* Given problem
All of the listing below must be repeated word for word. Pictures are the only thing to omit.

-*-

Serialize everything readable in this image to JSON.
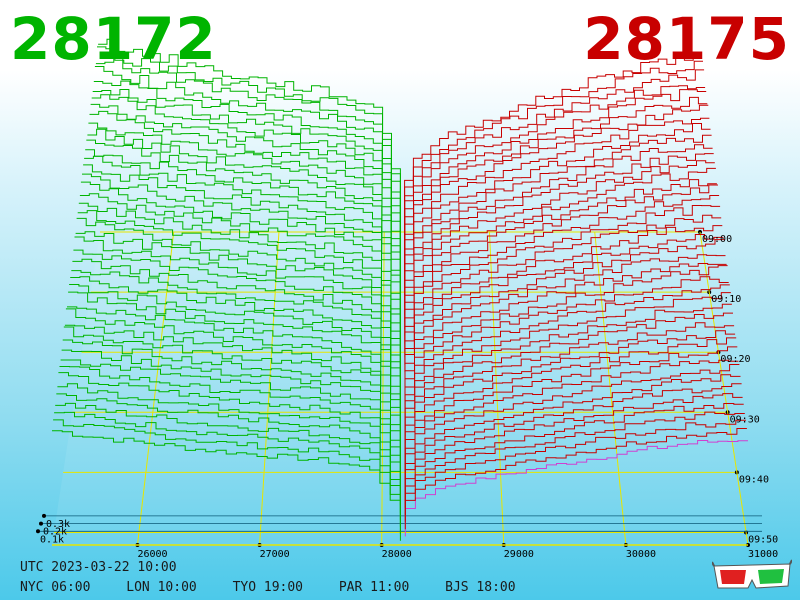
{
  "header": {
    "bid_price": "28172",
    "ask_price": "28175",
    "bid_color": "#00b400",
    "ask_color": "#c80000"
  },
  "footer": {
    "utc": "UTC 2023-03-22 10:00",
    "timezones": [
      "NYC 06:00",
      "LON 10:00",
      "TYO 19:00",
      "PAR 11:00",
      "BJS 18:00"
    ]
  },
  "chart_data": {
    "type": "area",
    "style": "3d order-book depth waterfall",
    "x": {
      "label": "",
      "ticks": [
        26000,
        27000,
        28000,
        29000,
        30000,
        31000
      ],
      "tick_labels": [
        "26000",
        "27000",
        "28000",
        "29000",
        "30000",
        "31000"
      ],
      "range": [
        25300,
        31000
      ]
    },
    "y": {
      "label": "",
      "ticks": [
        100,
        200,
        300
      ],
      "tick_labels": [
        "0.1k",
        "0.2k",
        "0.3k"
      ],
      "range": [
        0,
        1200
      ]
    },
    "time": {
      "ticks": [
        "09:00",
        "09:10",
        "09:20",
        "09:30",
        "09:40",
        "09:50"
      ]
    },
    "mid_price": 28173.5,
    "bid_side": {
      "name": "",
      "color": "#00b400",
      "cumulative_depth_profile": [
        {
          "price": 25300,
          "depth": 1080
        },
        {
          "price": 25700,
          "depth": 1010
        },
        {
          "price": 26100,
          "depth": 960
        },
        {
          "price": 26500,
          "depth": 900
        },
        {
          "price": 27000,
          "depth": 850
        },
        {
          "price": 27500,
          "depth": 800
        },
        {
          "price": 27900,
          "depth": 720
        },
        {
          "price": 28050,
          "depth": 500
        },
        {
          "price": 28150,
          "depth": 40
        }
      ]
    },
    "ask_side": {
      "name": "",
      "color": "#c80000",
      "latest_color": "#d040d0",
      "cumulative_depth_profile": [
        {
          "price": 28180,
          "depth": 40
        },
        {
          "price": 28300,
          "depth": 420
        },
        {
          "price": 28600,
          "depth": 560
        },
        {
          "price": 29000,
          "depth": 650
        },
        {
          "price": 29500,
          "depth": 760
        },
        {
          "price": 30000,
          "depth": 860
        },
        {
          "price": 30500,
          "depth": 950
        },
        {
          "price": 31000,
          "depth": 1000
        }
      ]
    },
    "grid": true,
    "legend": "none"
  }
}
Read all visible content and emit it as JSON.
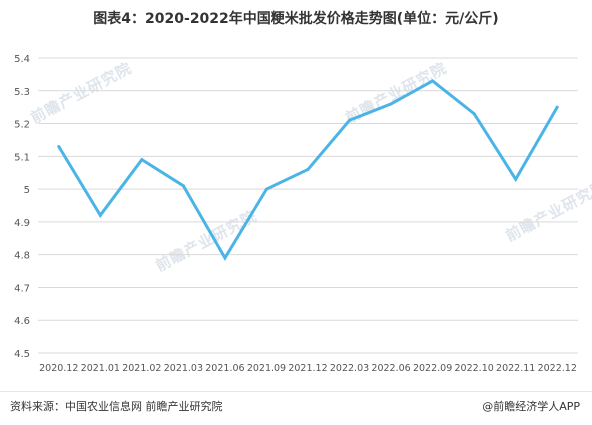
{
  "title": "图表4：2020-2022年中国粳米批发价格走势图(单位：元/公斤)",
  "watermark": "前瞻产业研究院",
  "footer": {
    "source": "资料来源：中国农业信息网 前瞻产业研究院",
    "brand": "@前瞻经济学人APP"
  },
  "chart_data": {
    "type": "line",
    "title": "图表4：2020-2022年中国粳米批发价格走势图(单位：元/公斤)",
    "categories": [
      "2020.12",
      "2021.01",
      "2021.02",
      "2021.03",
      "2021.06",
      "2021.09",
      "2021.12",
      "2022.03",
      "2022.06",
      "2022.09",
      "2022.10",
      "2022.11",
      "2022.12"
    ],
    "series": [
      {
        "values": [
          5.13,
          4.92,
          5.09,
          5.01,
          4.79,
          5.0,
          5.06,
          5.21,
          5.26,
          5.33,
          5.23,
          5.03,
          5.25
        ]
      }
    ],
    "yticks": [
      "4.5",
      "4.6",
      "4.7",
      "4.8",
      "4.9",
      "5",
      "5.1",
      "5.2",
      "5.3",
      "5.4"
    ],
    "ylim": [
      4.5,
      5.4
    ],
    "grid": true,
    "line_color": "#4bb4e6",
    "grid_color": "#d9d9d9"
  }
}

-*-

* The result
Serialize everything readable in this image to JSON.
{
  "header": {
    "bid_price": "28172",
    "ask_price": "28175",
    "bid_color": "#00b400",
    "ask_color": "#c80000"
  },
  "footer": {
    "utc": "UTC 2023-03-22 10:00",
    "timezones": [
      "NYC 06:00",
      "LON 10:00",
      "TYO 19:00",
      "PAR 11:00",
      "BJS 18:00"
    ]
  },
  "chart_data": {
    "type": "area",
    "style": "3d order-book depth waterfall",
    "x": {
      "label": "",
      "ticks": [
        26000,
        27000,
        28000,
        29000,
        30000,
        31000
      ],
      "tick_labels": [
        "26000",
        "27000",
        "28000",
        "29000",
        "30000",
        "31000"
      ],
      "range": [
        25300,
        31000
      ]
    },
    "y": {
      "label": "",
      "ticks": [
        100,
        200,
        300
      ],
      "tick_labels": [
        "0.1k",
        "0.2k",
        "0.3k"
      ],
      "range": [
        0,
        1200
      ]
    },
    "time": {
      "ticks": [
        "09:00",
        "09:10",
        "09:20",
        "09:30",
        "09:40",
        "09:50"
      ]
    },
    "mid_price": 28173.5,
    "bid_side": {
      "name": "",
      "color": "#00b400",
      "cumulative_depth_profile": [
        {
          "price": 25300,
          "depth": 1080
        },
        {
          "price": 25700,
          "depth": 1010
        },
        {
          "price": 26100,
          "depth": 960
        },
        {
          "price": 26500,
          "depth": 900
        },
        {
          "price": 27000,
          "depth": 850
        },
        {
          "price": 27500,
          "depth": 800
        },
        {
          "price": 27900,
          "depth": 720
        },
        {
          "price": 28050,
          "depth": 500
        },
        {
          "price": 28150,
          "depth": 40
        }
      ]
    },
    "ask_side": {
      "name": "",
      "color": "#c80000",
      "latest_color": "#d040d0",
      "cumulative_depth_profile": [
        {
          "price": 28180,
          "depth": 40
        },
        {
          "price": 28300,
          "depth": 420
        },
        {
          "price": 28600,
          "depth": 560
        },
        {
          "price": 29000,
          "depth": 650
        },
        {
          "price": 29500,
          "depth": 760
        },
        {
          "price": 30000,
          "depth": 860
        },
        {
          "price": 30500,
          "depth": 950
        },
        {
          "price": 31000,
          "depth": 1000
        }
      ]
    },
    "grid": true,
    "legend": "none"
  }
}
Read all visible content and emit it as JSON.
{
  "title": "图表4：2020-2022年中国粳米批发价格走势图(单位：元/公斤)",
  "watermark": "前瞻产业研究院",
  "footer": {
    "source": "资料来源：中国农业信息网 前瞻产业研究院",
    "brand": "@前瞻经济学人APP"
  },
  "chart_data": {
    "type": "line",
    "title": "图表4：2020-2022年中国粳米批发价格走势图(单位：元/公斤)",
    "categories": [
      "2020.12",
      "2021.01",
      "2021.02",
      "2021.03",
      "2021.06",
      "2021.09",
      "2021.12",
      "2022.03",
      "2022.06",
      "2022.09",
      "2022.10",
      "2022.11",
      "2022.12"
    ],
    "series": [
      {
        "values": [
          5.13,
          4.92,
          5.09,
          5.01,
          4.79,
          5.0,
          5.06,
          5.21,
          5.26,
          5.33,
          5.23,
          5.03,
          5.25
        ]
      }
    ],
    "yticks": [
      "4.5",
      "4.6",
      "4.7",
      "4.8",
      "4.9",
      "5",
      "5.1",
      "5.2",
      "5.3",
      "5.4"
    ],
    "ylim": [
      4.5,
      5.4
    ],
    "grid": true,
    "line_color": "#4bb4e6",
    "grid_color": "#d9d9d9"
  }
}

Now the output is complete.